The records |
— Begin —

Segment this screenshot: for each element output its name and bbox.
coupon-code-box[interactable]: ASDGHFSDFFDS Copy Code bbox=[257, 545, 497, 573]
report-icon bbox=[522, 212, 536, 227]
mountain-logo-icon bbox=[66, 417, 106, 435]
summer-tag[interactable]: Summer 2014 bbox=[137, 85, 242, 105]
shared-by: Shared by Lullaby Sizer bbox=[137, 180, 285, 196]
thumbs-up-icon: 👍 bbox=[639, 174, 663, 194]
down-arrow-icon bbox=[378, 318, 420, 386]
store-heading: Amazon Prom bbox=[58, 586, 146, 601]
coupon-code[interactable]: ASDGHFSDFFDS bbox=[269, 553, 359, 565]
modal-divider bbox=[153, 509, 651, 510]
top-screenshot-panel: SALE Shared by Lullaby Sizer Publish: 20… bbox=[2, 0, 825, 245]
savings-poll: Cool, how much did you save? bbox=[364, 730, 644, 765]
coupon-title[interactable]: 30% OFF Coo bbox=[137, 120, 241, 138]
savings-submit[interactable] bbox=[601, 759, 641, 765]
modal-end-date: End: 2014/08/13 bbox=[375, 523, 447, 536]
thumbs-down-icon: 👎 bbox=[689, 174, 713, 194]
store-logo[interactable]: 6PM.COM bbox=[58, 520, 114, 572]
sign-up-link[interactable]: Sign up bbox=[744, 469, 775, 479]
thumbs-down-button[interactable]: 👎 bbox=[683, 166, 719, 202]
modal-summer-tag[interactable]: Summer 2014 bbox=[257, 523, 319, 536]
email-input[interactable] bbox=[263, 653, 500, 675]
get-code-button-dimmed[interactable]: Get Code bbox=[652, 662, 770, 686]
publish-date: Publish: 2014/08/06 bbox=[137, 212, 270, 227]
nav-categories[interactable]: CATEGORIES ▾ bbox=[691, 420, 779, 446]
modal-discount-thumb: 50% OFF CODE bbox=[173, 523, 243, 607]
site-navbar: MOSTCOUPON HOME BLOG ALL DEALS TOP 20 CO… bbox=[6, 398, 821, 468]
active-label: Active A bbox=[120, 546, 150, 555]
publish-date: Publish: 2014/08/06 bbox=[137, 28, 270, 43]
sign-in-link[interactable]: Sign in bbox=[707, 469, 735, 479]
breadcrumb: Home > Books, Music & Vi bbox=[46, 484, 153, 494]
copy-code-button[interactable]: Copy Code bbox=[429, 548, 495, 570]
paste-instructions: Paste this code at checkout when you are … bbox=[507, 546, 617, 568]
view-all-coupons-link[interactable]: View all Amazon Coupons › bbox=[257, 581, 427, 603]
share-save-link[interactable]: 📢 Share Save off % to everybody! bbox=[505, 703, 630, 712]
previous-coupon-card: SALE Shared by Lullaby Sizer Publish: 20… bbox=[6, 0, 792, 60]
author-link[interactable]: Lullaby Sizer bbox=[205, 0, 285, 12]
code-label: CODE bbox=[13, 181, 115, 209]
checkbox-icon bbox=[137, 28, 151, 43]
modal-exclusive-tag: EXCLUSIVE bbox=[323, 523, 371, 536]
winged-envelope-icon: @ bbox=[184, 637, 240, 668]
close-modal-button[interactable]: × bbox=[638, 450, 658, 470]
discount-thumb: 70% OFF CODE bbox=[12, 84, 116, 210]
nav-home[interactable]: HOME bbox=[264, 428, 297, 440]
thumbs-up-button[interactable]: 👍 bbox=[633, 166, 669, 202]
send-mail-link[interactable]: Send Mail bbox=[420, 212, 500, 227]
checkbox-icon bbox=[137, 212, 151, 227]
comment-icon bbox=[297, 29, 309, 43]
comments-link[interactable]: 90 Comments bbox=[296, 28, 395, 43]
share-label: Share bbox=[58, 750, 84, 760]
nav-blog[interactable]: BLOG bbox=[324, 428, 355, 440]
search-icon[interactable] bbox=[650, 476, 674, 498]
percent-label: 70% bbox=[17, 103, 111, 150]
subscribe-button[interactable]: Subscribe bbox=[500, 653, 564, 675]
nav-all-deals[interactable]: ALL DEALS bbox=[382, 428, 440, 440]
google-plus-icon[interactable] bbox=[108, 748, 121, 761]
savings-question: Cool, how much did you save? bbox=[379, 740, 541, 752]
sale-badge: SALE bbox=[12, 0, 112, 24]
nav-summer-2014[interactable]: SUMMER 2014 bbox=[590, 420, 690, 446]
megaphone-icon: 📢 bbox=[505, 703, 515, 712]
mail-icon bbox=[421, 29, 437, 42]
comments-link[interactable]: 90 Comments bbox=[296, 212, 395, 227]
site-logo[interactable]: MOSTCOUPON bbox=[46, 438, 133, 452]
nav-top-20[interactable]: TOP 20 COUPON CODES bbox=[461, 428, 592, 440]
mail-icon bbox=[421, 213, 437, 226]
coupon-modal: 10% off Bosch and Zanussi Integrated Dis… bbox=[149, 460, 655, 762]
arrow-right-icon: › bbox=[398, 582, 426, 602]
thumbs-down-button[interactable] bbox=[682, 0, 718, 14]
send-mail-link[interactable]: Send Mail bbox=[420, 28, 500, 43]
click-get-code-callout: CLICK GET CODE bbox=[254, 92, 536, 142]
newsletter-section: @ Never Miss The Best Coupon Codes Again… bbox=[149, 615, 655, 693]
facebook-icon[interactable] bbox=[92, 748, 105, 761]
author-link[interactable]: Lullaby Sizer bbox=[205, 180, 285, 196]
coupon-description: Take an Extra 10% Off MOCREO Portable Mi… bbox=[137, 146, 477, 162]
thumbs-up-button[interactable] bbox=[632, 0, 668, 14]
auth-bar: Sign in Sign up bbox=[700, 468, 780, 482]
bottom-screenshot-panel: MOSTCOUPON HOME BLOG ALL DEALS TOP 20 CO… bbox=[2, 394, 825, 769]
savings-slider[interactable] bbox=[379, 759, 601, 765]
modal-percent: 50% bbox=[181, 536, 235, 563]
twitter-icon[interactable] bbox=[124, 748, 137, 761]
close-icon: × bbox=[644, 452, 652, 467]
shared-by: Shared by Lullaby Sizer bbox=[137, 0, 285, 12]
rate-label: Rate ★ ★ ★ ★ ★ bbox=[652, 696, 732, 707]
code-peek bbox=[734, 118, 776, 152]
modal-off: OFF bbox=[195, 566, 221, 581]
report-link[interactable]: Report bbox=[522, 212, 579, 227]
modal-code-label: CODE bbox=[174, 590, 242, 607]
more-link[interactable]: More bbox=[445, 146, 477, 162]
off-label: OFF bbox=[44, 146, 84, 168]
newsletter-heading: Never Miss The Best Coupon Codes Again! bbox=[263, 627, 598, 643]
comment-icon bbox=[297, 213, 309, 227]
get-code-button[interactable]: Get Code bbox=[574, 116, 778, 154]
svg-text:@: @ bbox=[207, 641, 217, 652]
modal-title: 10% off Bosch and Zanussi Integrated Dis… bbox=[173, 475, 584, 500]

— End —

Your objective | Please copy all of the entries above, keeping each line identical to its original.

Finished answer |
Segment this screenshot: for each element output its name and bbox.
coupon-code-box[interactable]: ASDGHFSDFFDS Copy Code bbox=[257, 545, 497, 573]
report-icon bbox=[522, 212, 536, 227]
mountain-logo-icon bbox=[66, 417, 106, 435]
summer-tag[interactable]: Summer 2014 bbox=[137, 85, 242, 105]
shared-by: Shared by Lullaby Sizer bbox=[137, 180, 285, 196]
thumbs-up-icon: 👍 bbox=[639, 174, 663, 194]
down-arrow-icon bbox=[378, 318, 420, 386]
store-heading: Amazon Prom bbox=[58, 586, 146, 601]
coupon-code[interactable]: ASDGHFSDFFDS bbox=[269, 553, 359, 565]
modal-divider bbox=[153, 509, 651, 510]
top-screenshot-panel: SALE Shared by Lullaby Sizer Publish: 20… bbox=[2, 0, 825, 245]
savings-poll: Cool, how much did you save? bbox=[364, 730, 644, 765]
coupon-title[interactable]: 30% OFF Coo bbox=[137, 120, 241, 138]
savings-submit[interactable] bbox=[601, 759, 641, 765]
modal-end-date: End: 2014/08/13 bbox=[375, 523, 447, 536]
thumbs-down-icon: 👎 bbox=[689, 174, 713, 194]
store-logo[interactable]: 6PM.COM bbox=[58, 520, 114, 572]
sign-up-link[interactable]: Sign up bbox=[744, 469, 775, 479]
thumbs-down-button[interactable]: 👎 bbox=[683, 166, 719, 202]
modal-summer-tag[interactable]: Summer 2014 bbox=[257, 523, 319, 536]
email-input[interactable] bbox=[263, 653, 500, 675]
get-code-button-dimmed[interactable]: Get Code bbox=[652, 662, 770, 686]
publish-date: Publish: 2014/08/06 bbox=[137, 212, 270, 227]
nav-categories[interactable]: CATEGORIES ▾ bbox=[691, 420, 779, 446]
modal-discount-thumb: 50% OFF CODE bbox=[173, 523, 243, 607]
site-navbar: MOSTCOUPON HOME BLOG ALL DEALS TOP 20 CO… bbox=[6, 398, 821, 468]
active-label: Active A bbox=[120, 546, 150, 555]
publish-date: Publish: 2014/08/06 bbox=[137, 28, 270, 43]
sign-in-link[interactable]: Sign in bbox=[707, 469, 735, 479]
breadcrumb: Home > Books, Music & Vi bbox=[46, 484, 153, 494]
copy-code-button[interactable]: Copy Code bbox=[429, 548, 495, 570]
paste-instructions: Paste this code at checkout when you are … bbox=[507, 546, 617, 568]
view-all-coupons-link[interactable]: View all Amazon Coupons › bbox=[257, 581, 427, 603]
share-save-link[interactable]: 📢 Share Save off % to everybody! bbox=[505, 703, 630, 712]
previous-coupon-card: SALE Shared by Lullaby Sizer Publish: 20… bbox=[6, 0, 792, 60]
author-link[interactable]: Lullaby Sizer bbox=[205, 0, 285, 12]
code-label: CODE bbox=[13, 181, 115, 209]
checkbox-icon bbox=[137, 28, 151, 43]
modal-exclusive-tag: EXCLUSIVE bbox=[323, 523, 371, 536]
winged-envelope-icon: @ bbox=[184, 637, 240, 668]
close-modal-button[interactable]: × bbox=[638, 450, 658, 470]
discount-thumb: 70% OFF CODE bbox=[12, 84, 116, 210]
nav-home[interactable]: HOME bbox=[264, 428, 297, 440]
thumbs-up-button[interactable]: 👍 bbox=[633, 166, 669, 202]
send-mail-link[interactable]: Send Mail bbox=[420, 212, 500, 227]
checkbox-icon bbox=[137, 212, 151, 227]
comment-icon bbox=[297, 29, 309, 43]
comments-link[interactable]: 90 Comments bbox=[296, 28, 395, 43]
share-label: Share bbox=[58, 750, 84, 760]
nav-blog[interactable]: BLOG bbox=[324, 428, 355, 440]
search-icon[interactable] bbox=[650, 476, 674, 498]
percent-label: 70% bbox=[17, 103, 111, 150]
subscribe-button[interactable]: Subscribe bbox=[500, 653, 564, 675]
nav-all-deals[interactable]: ALL DEALS bbox=[382, 428, 440, 440]
google-plus-icon[interactable] bbox=[108, 748, 121, 761]
savings-question: Cool, how much did you save? bbox=[379, 740, 541, 752]
sale-badge: SALE bbox=[12, 0, 112, 24]
nav-summer-2014[interactable]: SUMMER 2014 bbox=[590, 420, 690, 446]
megaphone-icon: 📢 bbox=[505, 703, 515, 712]
mail-icon bbox=[421, 29, 437, 42]
comments-link[interactable]: 90 Comments bbox=[296, 212, 395, 227]
site-logo[interactable]: MOSTCOUPON bbox=[46, 438, 133, 452]
nav-top-20[interactable]: TOP 20 COUPON CODES bbox=[461, 428, 592, 440]
mail-icon bbox=[421, 213, 437, 226]
coupon-modal: 10% off Bosch and Zanussi Integrated Dis… bbox=[149, 460, 655, 762]
arrow-right-icon: › bbox=[398, 582, 426, 602]
thumbs-down-button[interactable] bbox=[682, 0, 718, 14]
send-mail-link[interactable]: Send Mail bbox=[420, 28, 500, 43]
click-get-code-callout: CLICK GET CODE bbox=[254, 92, 536, 142]
newsletter-section: @ Never Miss The Best Coupon Codes Again… bbox=[149, 615, 655, 693]
facebook-icon[interactable] bbox=[92, 748, 105, 761]
author-link[interactable]: Lullaby Sizer bbox=[205, 180, 285, 196]
coupon-description: Take an Extra 10% Off MOCREO Portable Mi… bbox=[137, 146, 477, 162]
thumbs-up-button[interactable] bbox=[632, 0, 668, 14]
auth-bar: Sign in Sign up bbox=[700, 468, 780, 482]
bottom-screenshot-panel: MOSTCOUPON HOME BLOG ALL DEALS TOP 20 CO… bbox=[2, 394, 825, 769]
savings-slider[interactable] bbox=[379, 759, 601, 765]
modal-percent: 50% bbox=[181, 536, 235, 563]
twitter-icon[interactable] bbox=[124, 748, 137, 761]
close-icon: × bbox=[644, 452, 652, 467]
shared-by: Shared by Lullaby Sizer bbox=[137, 0, 285, 12]
rate-label: Rate ★ ★ ★ ★ ★ bbox=[652, 696, 732, 707]
code-peek bbox=[734, 118, 776, 152]
modal-off: OFF bbox=[195, 566, 221, 581]
report-link[interactable]: Report bbox=[522, 212, 579, 227]
modal-code-label: CODE bbox=[174, 590, 242, 607]
more-link[interactable]: More bbox=[445, 146, 477, 162]
off-label: OFF bbox=[44, 146, 84, 168]
newsletter-heading: Never Miss The Best Coupon Codes Again! bbox=[263, 627, 598, 643]
comment-icon bbox=[297, 213, 309, 227]
get-code-button[interactable]: Get Code bbox=[574, 116, 778, 154]
svg-text:@: @ bbox=[207, 641, 217, 652]
modal-title: 10% off Bosch and Zanussi Integrated Dis… bbox=[173, 475, 584, 500]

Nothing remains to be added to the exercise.